Goal
Gather every line of the entries that includes the word "Predicted".

###

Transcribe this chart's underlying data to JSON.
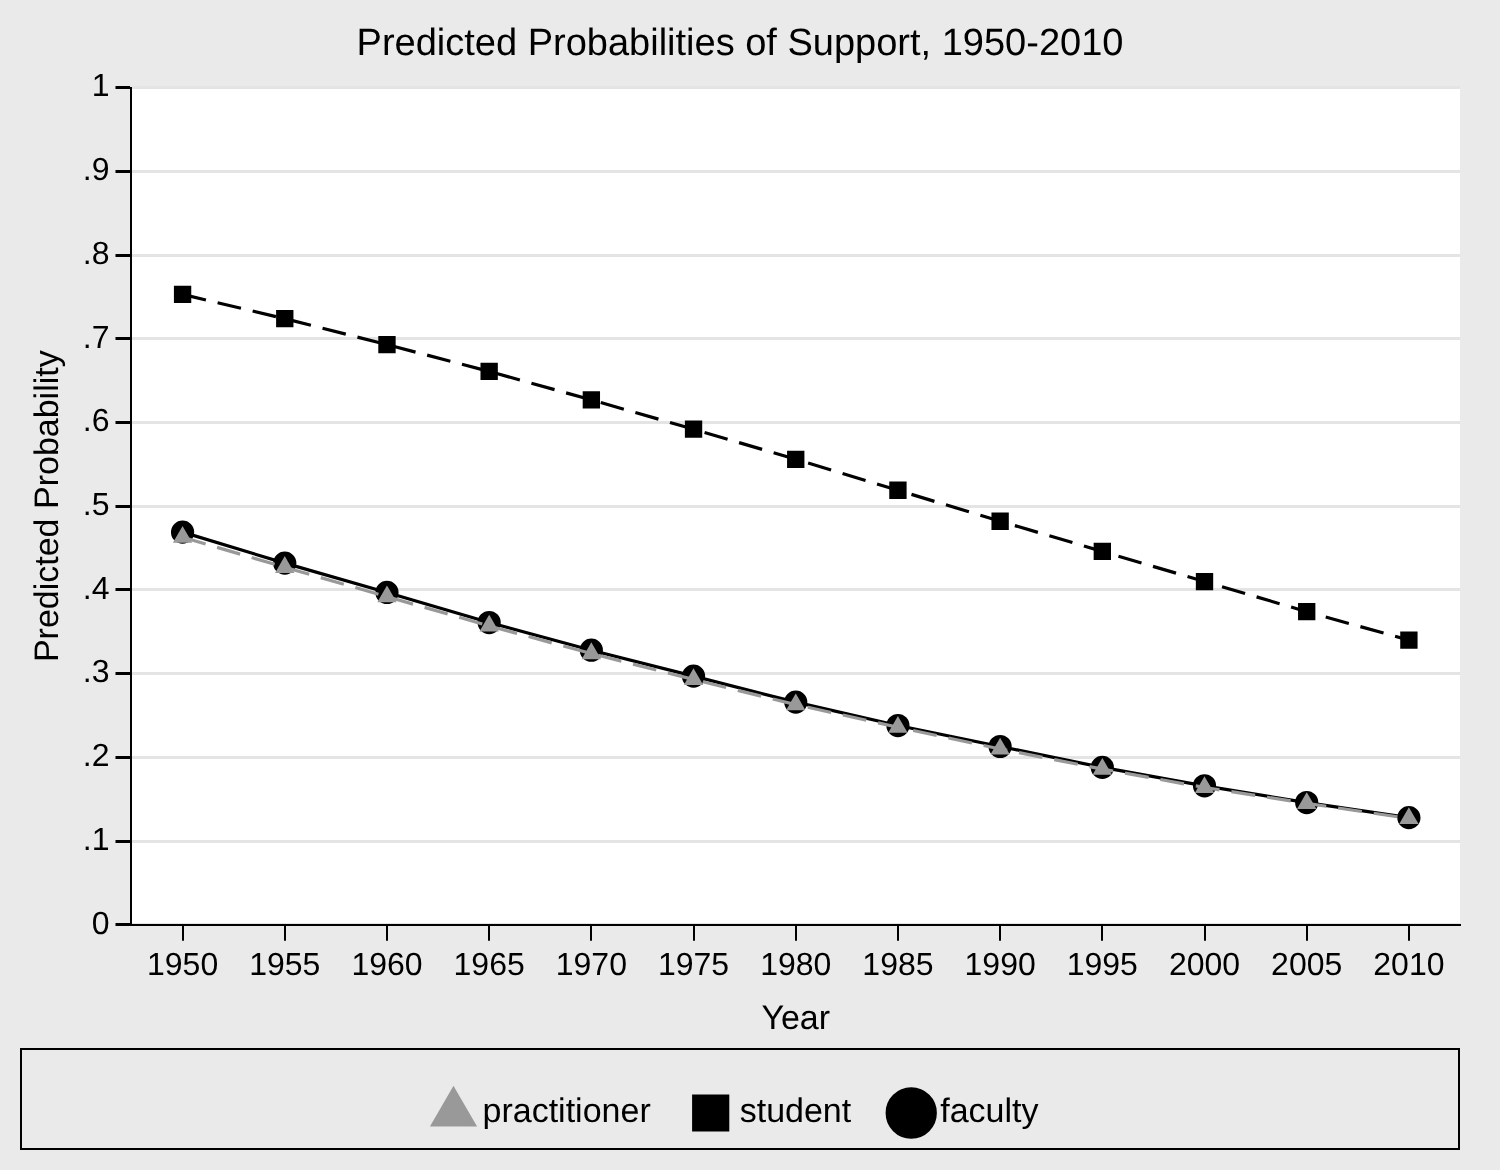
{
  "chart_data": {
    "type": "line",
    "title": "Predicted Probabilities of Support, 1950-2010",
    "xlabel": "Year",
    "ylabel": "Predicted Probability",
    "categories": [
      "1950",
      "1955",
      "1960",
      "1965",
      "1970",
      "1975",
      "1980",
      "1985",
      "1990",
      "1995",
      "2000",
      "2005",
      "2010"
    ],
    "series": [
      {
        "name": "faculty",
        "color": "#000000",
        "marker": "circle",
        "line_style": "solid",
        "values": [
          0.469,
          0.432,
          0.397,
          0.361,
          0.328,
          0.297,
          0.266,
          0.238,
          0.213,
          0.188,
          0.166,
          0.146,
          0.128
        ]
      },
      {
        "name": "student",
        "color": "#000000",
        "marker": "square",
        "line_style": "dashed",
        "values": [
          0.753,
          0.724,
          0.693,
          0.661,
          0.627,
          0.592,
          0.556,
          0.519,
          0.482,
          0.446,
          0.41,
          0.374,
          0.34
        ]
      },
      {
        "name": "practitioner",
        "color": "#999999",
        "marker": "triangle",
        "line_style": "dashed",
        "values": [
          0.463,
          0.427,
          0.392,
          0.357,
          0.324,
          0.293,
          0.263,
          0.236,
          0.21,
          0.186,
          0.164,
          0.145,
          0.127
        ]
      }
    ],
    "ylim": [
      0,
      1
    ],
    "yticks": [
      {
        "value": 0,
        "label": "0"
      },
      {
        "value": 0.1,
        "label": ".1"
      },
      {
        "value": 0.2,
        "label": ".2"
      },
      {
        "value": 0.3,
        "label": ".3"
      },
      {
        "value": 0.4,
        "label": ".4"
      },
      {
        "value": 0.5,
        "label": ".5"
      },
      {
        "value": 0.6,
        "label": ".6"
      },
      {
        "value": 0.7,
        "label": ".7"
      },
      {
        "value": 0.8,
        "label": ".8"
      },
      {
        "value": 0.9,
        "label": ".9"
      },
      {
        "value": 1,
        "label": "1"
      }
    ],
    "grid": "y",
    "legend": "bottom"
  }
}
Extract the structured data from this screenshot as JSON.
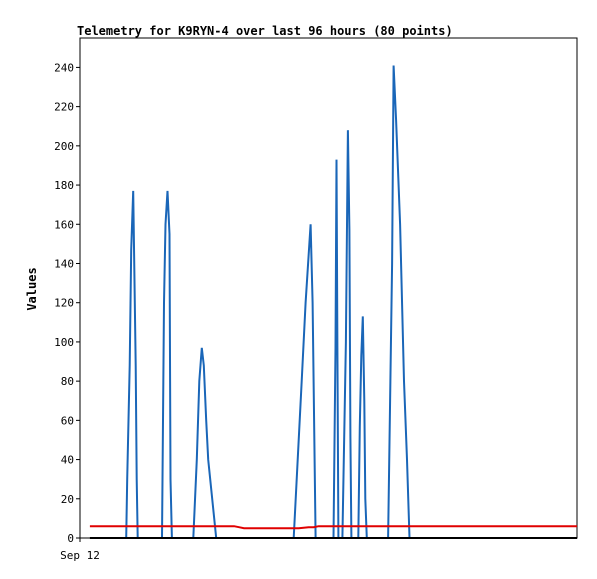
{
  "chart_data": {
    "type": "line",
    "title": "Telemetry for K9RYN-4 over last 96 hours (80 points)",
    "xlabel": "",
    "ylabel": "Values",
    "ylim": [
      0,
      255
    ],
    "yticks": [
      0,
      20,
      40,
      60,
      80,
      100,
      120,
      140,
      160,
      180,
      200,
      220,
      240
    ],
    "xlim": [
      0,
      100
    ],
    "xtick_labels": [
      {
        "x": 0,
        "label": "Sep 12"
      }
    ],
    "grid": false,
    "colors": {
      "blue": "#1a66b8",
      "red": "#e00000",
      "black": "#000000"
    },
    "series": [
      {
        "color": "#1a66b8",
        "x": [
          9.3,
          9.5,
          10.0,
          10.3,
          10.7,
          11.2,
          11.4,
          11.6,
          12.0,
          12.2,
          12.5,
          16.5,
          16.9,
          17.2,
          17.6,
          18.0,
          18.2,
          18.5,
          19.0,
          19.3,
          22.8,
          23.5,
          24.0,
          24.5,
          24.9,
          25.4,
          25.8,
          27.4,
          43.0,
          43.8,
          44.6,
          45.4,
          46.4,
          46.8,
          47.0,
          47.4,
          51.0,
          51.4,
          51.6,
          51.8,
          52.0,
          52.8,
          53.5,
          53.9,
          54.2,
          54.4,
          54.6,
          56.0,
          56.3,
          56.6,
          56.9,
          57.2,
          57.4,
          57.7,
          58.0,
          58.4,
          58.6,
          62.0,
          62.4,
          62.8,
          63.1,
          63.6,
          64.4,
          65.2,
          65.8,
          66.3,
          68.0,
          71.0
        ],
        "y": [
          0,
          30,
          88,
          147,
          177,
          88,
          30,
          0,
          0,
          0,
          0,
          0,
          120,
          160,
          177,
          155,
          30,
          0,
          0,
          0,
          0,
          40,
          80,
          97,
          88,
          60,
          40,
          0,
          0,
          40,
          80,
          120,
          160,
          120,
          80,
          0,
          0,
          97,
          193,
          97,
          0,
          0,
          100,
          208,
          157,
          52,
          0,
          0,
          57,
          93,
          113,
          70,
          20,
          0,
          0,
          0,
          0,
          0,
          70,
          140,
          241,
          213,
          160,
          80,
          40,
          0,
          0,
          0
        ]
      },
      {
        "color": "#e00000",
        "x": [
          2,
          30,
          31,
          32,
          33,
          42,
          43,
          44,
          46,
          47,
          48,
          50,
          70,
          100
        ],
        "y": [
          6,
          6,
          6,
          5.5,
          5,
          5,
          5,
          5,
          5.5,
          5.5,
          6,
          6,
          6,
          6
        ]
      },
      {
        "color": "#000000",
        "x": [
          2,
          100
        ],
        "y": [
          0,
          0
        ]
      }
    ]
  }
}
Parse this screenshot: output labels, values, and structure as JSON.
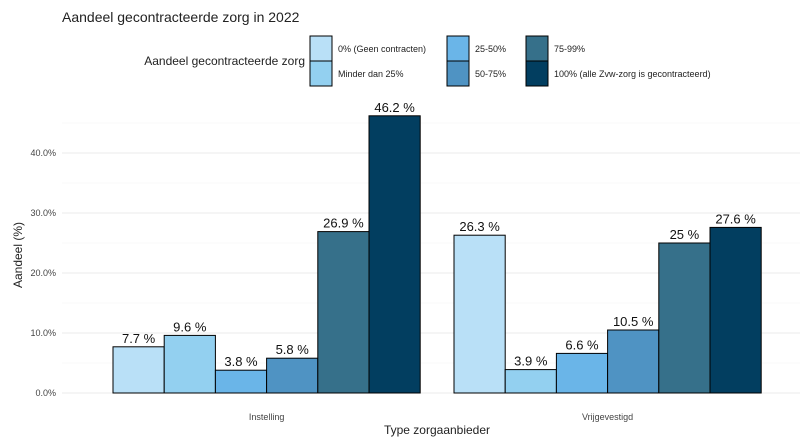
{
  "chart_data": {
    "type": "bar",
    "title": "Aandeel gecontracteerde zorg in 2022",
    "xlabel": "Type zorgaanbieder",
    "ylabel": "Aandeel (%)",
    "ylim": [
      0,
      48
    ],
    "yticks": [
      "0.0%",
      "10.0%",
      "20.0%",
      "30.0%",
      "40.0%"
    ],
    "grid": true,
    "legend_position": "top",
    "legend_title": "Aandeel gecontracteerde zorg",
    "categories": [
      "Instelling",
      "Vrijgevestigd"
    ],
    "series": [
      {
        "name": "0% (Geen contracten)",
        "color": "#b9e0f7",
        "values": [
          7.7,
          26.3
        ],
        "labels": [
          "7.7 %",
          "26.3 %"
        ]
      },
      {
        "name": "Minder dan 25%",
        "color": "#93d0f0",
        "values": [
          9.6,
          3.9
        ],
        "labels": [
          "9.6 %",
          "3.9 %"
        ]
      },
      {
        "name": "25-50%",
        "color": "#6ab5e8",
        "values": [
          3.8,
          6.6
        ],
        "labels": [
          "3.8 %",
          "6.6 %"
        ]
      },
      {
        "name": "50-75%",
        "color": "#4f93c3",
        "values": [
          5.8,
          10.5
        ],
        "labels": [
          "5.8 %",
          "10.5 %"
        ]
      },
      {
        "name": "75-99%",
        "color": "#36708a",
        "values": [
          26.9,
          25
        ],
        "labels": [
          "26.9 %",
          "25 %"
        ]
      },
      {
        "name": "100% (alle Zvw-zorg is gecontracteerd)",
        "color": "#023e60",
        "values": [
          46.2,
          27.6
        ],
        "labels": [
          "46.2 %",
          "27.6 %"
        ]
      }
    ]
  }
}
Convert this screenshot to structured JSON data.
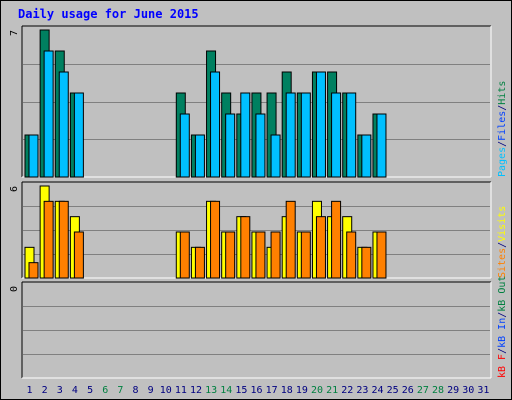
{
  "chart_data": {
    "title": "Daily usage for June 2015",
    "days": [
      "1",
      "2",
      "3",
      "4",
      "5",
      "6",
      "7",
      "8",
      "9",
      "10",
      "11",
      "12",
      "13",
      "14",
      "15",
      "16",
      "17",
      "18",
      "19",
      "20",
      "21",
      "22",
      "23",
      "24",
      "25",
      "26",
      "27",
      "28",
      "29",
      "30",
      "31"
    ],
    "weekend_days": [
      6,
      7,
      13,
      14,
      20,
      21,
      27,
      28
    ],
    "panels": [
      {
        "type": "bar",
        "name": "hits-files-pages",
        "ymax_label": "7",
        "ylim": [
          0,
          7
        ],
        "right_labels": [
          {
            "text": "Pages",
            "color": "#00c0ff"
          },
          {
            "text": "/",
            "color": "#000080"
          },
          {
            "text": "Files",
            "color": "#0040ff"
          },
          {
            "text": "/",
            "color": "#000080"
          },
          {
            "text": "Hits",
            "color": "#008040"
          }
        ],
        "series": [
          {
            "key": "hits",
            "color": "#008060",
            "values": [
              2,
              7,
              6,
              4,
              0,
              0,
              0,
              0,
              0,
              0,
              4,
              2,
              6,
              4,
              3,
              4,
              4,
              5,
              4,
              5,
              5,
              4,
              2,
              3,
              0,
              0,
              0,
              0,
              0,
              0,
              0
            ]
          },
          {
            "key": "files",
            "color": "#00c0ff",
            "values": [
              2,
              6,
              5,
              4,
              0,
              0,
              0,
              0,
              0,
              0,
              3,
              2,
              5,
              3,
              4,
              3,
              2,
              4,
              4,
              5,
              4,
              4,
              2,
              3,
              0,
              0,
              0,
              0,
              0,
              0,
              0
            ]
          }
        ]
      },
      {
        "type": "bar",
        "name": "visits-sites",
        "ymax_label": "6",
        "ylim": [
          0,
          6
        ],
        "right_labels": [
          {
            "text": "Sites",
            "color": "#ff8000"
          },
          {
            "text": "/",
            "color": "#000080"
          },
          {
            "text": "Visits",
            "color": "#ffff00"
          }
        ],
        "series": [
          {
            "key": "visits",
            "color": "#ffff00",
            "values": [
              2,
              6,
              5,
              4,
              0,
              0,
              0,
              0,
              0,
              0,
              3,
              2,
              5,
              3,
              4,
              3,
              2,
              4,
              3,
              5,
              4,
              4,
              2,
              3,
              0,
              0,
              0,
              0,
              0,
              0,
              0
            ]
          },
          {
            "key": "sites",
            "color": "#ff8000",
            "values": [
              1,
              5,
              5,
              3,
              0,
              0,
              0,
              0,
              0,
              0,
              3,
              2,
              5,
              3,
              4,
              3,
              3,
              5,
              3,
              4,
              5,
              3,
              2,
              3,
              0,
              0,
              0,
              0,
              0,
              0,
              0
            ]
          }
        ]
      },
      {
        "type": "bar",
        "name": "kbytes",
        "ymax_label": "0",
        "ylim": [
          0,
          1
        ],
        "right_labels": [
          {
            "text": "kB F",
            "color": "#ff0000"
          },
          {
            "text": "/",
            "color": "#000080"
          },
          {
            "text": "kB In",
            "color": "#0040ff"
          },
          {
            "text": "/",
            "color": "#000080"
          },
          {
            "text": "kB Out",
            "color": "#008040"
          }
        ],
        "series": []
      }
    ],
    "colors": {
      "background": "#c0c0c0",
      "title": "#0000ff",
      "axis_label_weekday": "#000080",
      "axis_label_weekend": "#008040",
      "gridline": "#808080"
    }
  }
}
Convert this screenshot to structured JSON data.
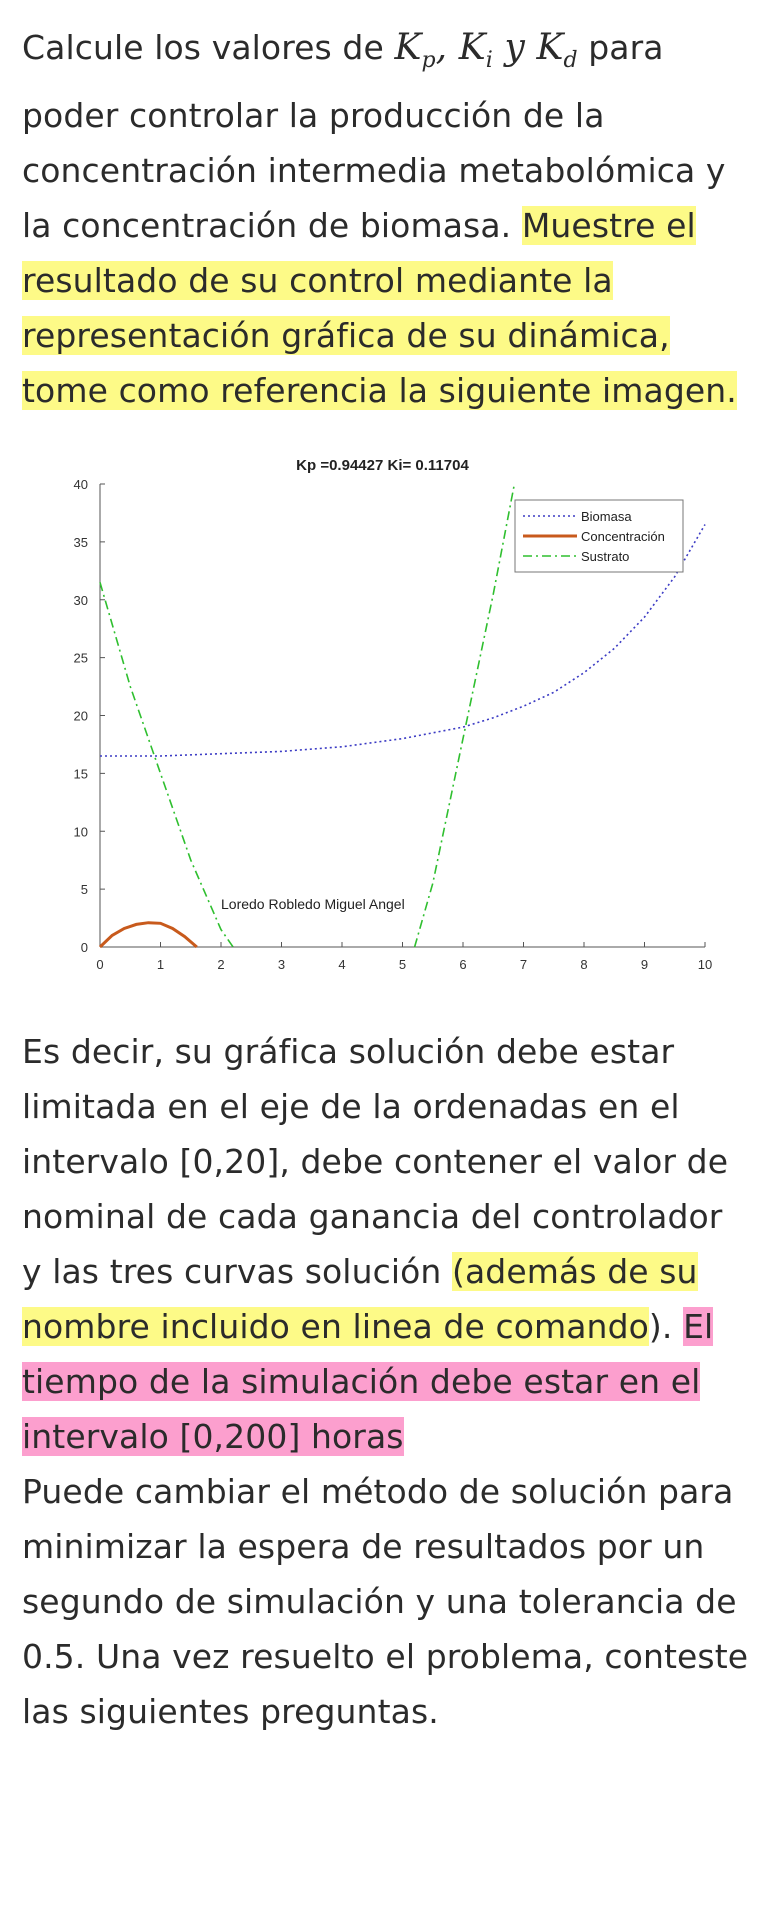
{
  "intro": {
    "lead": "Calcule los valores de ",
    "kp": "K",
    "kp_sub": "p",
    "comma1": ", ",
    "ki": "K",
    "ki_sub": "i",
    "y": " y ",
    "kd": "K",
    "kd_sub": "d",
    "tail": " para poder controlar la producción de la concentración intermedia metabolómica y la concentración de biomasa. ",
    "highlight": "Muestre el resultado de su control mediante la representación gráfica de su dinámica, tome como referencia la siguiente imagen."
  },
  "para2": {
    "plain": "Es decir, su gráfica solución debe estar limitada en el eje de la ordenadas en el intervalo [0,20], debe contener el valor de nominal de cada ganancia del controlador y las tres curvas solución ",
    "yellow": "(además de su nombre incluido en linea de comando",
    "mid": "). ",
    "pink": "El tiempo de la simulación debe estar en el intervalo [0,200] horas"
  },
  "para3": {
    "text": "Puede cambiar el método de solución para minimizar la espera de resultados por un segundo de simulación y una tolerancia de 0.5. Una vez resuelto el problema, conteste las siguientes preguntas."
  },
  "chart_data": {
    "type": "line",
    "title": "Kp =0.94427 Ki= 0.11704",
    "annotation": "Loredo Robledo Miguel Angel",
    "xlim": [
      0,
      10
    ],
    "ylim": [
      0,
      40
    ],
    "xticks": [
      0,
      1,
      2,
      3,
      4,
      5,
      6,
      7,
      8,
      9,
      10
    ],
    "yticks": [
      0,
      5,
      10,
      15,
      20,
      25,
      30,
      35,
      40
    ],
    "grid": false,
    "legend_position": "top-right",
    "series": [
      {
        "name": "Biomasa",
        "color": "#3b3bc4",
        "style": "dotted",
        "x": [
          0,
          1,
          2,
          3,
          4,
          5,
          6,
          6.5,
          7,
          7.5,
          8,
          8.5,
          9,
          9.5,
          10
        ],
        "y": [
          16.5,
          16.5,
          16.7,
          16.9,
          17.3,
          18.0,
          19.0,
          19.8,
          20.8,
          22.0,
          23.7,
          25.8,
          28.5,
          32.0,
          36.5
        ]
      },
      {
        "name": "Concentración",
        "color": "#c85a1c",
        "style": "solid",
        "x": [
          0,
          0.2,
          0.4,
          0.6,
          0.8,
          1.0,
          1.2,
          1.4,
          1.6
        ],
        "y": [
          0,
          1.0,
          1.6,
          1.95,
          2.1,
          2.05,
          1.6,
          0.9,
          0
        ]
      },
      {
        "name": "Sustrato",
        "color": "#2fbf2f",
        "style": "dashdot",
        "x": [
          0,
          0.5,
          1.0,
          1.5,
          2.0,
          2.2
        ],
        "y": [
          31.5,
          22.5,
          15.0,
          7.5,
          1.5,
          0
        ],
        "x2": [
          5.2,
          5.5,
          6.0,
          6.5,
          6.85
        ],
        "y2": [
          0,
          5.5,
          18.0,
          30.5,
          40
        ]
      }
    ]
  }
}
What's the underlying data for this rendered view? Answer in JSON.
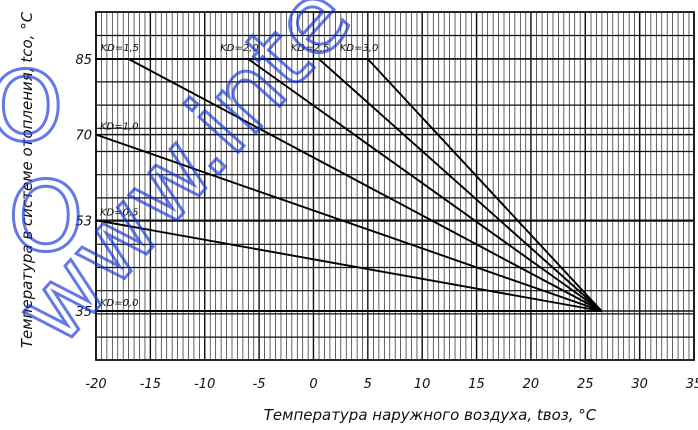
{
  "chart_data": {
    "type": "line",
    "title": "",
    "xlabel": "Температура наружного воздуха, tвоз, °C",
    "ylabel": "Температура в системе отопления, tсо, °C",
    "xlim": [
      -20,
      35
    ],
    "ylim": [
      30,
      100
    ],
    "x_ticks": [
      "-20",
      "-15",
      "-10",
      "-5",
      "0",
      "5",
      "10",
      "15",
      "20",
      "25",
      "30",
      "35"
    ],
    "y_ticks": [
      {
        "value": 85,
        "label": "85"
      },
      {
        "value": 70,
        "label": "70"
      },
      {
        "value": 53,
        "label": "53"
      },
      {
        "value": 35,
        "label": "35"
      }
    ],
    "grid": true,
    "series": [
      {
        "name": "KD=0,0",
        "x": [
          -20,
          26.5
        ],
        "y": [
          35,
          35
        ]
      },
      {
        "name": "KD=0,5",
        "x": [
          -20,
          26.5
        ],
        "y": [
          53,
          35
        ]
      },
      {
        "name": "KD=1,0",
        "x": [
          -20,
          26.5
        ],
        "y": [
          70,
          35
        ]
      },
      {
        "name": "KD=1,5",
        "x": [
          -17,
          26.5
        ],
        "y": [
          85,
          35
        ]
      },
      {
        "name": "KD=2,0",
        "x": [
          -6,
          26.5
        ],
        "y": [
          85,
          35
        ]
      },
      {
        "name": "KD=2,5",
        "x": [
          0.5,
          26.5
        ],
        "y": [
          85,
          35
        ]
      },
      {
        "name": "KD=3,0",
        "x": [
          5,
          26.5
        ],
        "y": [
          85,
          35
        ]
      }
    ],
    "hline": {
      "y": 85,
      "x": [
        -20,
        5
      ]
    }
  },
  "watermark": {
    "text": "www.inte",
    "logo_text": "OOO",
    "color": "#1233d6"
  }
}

###

Output below
    "title": "Predicted Probabilities of Support, 1950-2010",
    "ylabel": "Predicted Probability",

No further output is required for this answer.